• What is required
Go through the records and show each line where the word "table" occurs.

• Given data
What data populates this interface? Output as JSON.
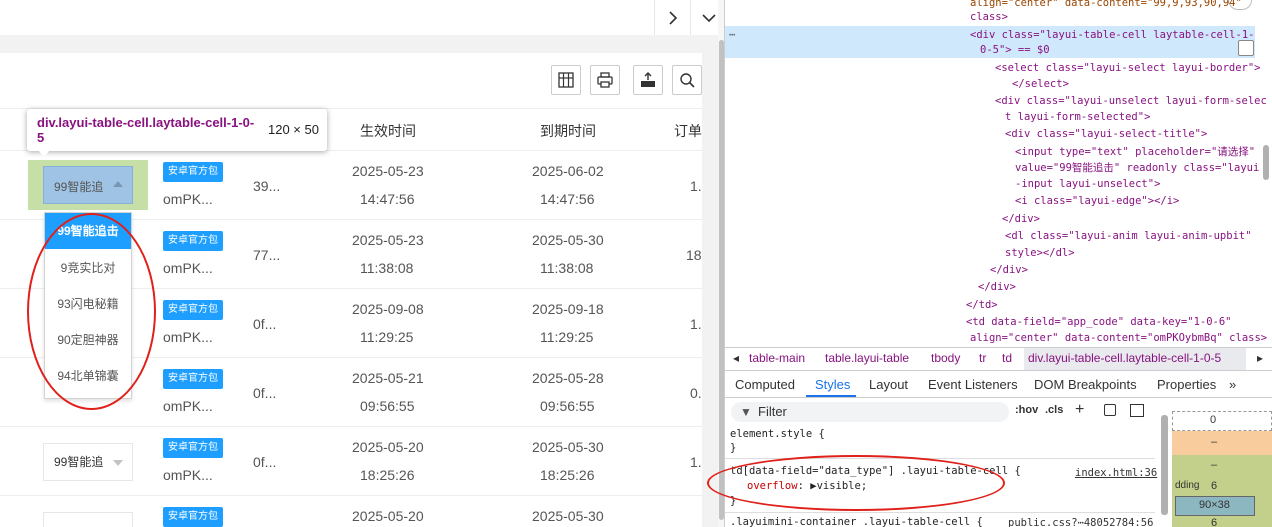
{
  "app": {
    "toolbar_icons": [
      "columns-icon",
      "print-icon",
      "export-icon",
      "search-icon"
    ],
    "headers": [
      "生效时间",
      "到期时间",
      "订单"
    ],
    "rows": [
      {
        "select": "99智能追",
        "badge": "安卓官方包",
        "open_id": "omPK...",
        "col_a": "39...",
        "start_date": "2025-05-23",
        "start_time": "14:47:56",
        "end_date": "2025-06-02",
        "end_time": "14:47:56",
        "order": "1."
      },
      {
        "select": "",
        "badge": "安卓官方包",
        "open_id": "omPK...",
        "col_a": "77...",
        "start_date": "2025-05-23",
        "start_time": "11:38:08",
        "end_date": "2025-05-30",
        "end_time": "11:38:08",
        "order": "18"
      },
      {
        "select": "",
        "badge": "安卓官方包",
        "open_id": "omPK...",
        "col_a": "0f...",
        "start_date": "2025-09-08",
        "start_time": "11:29:25",
        "end_date": "2025-09-18",
        "end_time": "11:29:25",
        "order": "1."
      },
      {
        "select": "",
        "badge": "安卓官方包",
        "open_id": "omPK...",
        "col_a": "0f...",
        "start_date": "2025-05-21",
        "start_time": "09:56:55",
        "end_date": "2025-05-28",
        "end_time": "09:56:55",
        "order": "0."
      },
      {
        "select": "99智能追",
        "badge": "安卓官方包",
        "open_id": "omPK...",
        "col_a": "0f...",
        "start_date": "2025-05-20",
        "start_time": "18:25:26",
        "end_date": "2025-05-30",
        "end_time": "18:25:26",
        "order": "1."
      },
      {
        "select": "",
        "badge": "安卓官方包",
        "open_id": "",
        "col_a": "",
        "start_date": "2025-05-20",
        "start_time": "",
        "end_date": "2025-05-30",
        "end_time": "",
        "order": ""
      }
    ],
    "dropdown": [
      "99智能追击",
      "9竞实比对",
      "93闪电秘籍",
      "90定胆神器",
      "94北单锦囊"
    ],
    "tooltip": {
      "name": "div.layui-table-cell.laytable-cell-1-0-5",
      "size": "120 × 50"
    }
  },
  "devtools": {
    "code_lines": [
      "align=\"center\" data-content=\"99,9,93,90,94\"",
      "class>",
      "<div class=\"layui-table-cell laytable-cell-1-",
      "0-5\"> == $0",
      "<select class=\"layui-select layui-border\">",
      "</select>",
      "<div class=\"layui-unselect layui-form-selec",
      "t layui-form-selected\">",
      "<div class=\"layui-select-title\">",
      "<input type=\"text\" placeholder=\"请选择\"",
      "value=\"99智能追击\" readonly class=\"layui",
      "-input layui-unselect\">",
      "<i class=\"layui-edge\"></i>",
      "</div>",
      "<dl class=\"layui-anim layui-anim-upbit\"",
      "style></dl>",
      "</div>",
      "</div>",
      "</td>",
      "<td data-field=\"app_code\" data-key=\"1-0-6\"",
      "align=\"center\" data-content=\"omPKOybmBq\" class>"
    ],
    "breadcrumbs": [
      "table-main",
      "table.layui-table",
      "tbody",
      "tr",
      "td",
      "div.layui-table-cell.laytable-cell-1-0-5"
    ],
    "tabs": [
      "Computed",
      "Styles",
      "Layout",
      "Event Listeners",
      "DOM Breakpoints",
      "Properties"
    ],
    "active_tab": "Styles",
    "filter_placeholder": "Filter",
    "filter_tools": [
      ":hov",
      ".cls"
    ],
    "styles": {
      "element_style": "element.style {",
      "close": "}",
      "rule_selector": "td[data-field=\"data_type\"] .layui-table-cell {",
      "rule_prop": "overflow",
      "rule_value": "visible;",
      "rule_source": "index.html:36",
      "next_selector": ".layuimini-container .layui-table-cell {",
      "next_source": "public.css?⋯48052784:56"
    },
    "box": {
      "margin": "0",
      "dash1": "–",
      "dash2": "–",
      "padding_label": "dding",
      "padding": "6",
      "content": "90×38",
      "bottom": "6"
    }
  }
}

• Solution to the problem
      "name": "div.layui-table-cell.laytable-cell-1-0-5",
      "<div class=\"layui-table-cell laytable-cell-1-",
      "table-main",
      "table.layui-table",
      "div.layui-table-cell.laytable-cell-1-0-5"
      "rule_selector": "td[data-field=\"data_type\"] .layui-table-cell {",
      "next_selector": ".layuimini-container .layui-table-cell {",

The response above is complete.